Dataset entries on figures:

* * * *

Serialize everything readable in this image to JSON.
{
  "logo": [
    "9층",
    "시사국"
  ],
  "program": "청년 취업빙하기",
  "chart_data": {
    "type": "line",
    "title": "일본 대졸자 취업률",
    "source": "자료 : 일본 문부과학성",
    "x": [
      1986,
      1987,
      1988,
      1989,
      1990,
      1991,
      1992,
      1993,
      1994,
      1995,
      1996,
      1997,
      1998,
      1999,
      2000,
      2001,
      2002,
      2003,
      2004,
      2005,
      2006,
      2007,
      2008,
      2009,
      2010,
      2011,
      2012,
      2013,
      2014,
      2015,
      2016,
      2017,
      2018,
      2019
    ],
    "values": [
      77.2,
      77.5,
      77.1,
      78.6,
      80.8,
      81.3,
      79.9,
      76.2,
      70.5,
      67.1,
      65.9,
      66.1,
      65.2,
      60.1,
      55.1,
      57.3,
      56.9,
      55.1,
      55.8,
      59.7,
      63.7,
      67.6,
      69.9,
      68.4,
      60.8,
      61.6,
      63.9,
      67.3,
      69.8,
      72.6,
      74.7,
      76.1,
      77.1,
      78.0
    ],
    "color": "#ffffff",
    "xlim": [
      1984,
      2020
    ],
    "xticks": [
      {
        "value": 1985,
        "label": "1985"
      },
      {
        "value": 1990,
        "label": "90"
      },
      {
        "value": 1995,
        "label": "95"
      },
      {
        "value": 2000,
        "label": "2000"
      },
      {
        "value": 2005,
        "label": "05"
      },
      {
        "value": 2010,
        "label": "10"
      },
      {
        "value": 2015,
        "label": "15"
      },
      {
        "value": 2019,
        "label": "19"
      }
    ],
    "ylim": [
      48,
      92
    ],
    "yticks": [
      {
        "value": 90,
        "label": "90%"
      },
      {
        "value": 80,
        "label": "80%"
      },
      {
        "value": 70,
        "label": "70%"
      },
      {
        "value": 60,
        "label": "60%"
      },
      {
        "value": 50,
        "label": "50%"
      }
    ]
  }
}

* * * *

Description of the task:
Go through the material above line by line and copy it exactly.

The result:
Serialize everything readable in this image to JSON.
{
  "logo": [
    "9층",
    "시사국"
  ],
  "program": "청년 취업빙하기",
  "chart_data": {
    "type": "line",
    "title": "일본 대졸자 취업률",
    "source": "자료 : 일본 문부과학성",
    "x": [
      1986,
      1987,
      1988,
      1989,
      1990,
      1991,
      1992,
      1993,
      1994,
      1995,
      1996,
      1997,
      1998,
      1999,
      2000,
      2001,
      2002,
      2003,
      2004,
      2005,
      2006,
      2007,
      2008,
      2009,
      2010,
      2011,
      2012,
      2013,
      2014,
      2015,
      2016,
      2017,
      2018,
      2019
    ],
    "values": [
      77.2,
      77.5,
      77.1,
      78.6,
      80.8,
      81.3,
      79.9,
      76.2,
      70.5,
      67.1,
      65.9,
      66.1,
      65.2,
      60.1,
      55.1,
      57.3,
      56.9,
      55.1,
      55.8,
      59.7,
      63.7,
      67.6,
      69.9,
      68.4,
      60.8,
      61.6,
      63.9,
      67.3,
      69.8,
      72.6,
      74.7,
      76.1,
      77.1,
      78.0
    ],
    "color": "#ffffff",
    "xlim": [
      1984,
      2020
    ],
    "xticks": [
      {
        "value": 1985,
        "label": "1985"
      },
      {
        "value": 1990,
        "label": "90"
      },
      {
        "value": 1995,
        "label": "95"
      },
      {
        "value": 2000,
        "label": "2000"
      },
      {
        "value": 2005,
        "label": "05"
      },
      {
        "value": 2010,
        "label": "10"
      },
      {
        "value": 2015,
        "label": "15"
      },
      {
        "value": 2019,
        "label": "19"
      }
    ],
    "ylim": [
      48,
      92
    ],
    "yticks": [
      {
        "value": 90,
        "label": "90%"
      },
      {
        "value": 80,
        "label": "80%"
      },
      {
        "value": 70,
        "label": "70%"
      },
      {
        "value": 60,
        "label": "60%"
      },
      {
        "value": 50,
        "label": "50%"
      }
    ]
  }
}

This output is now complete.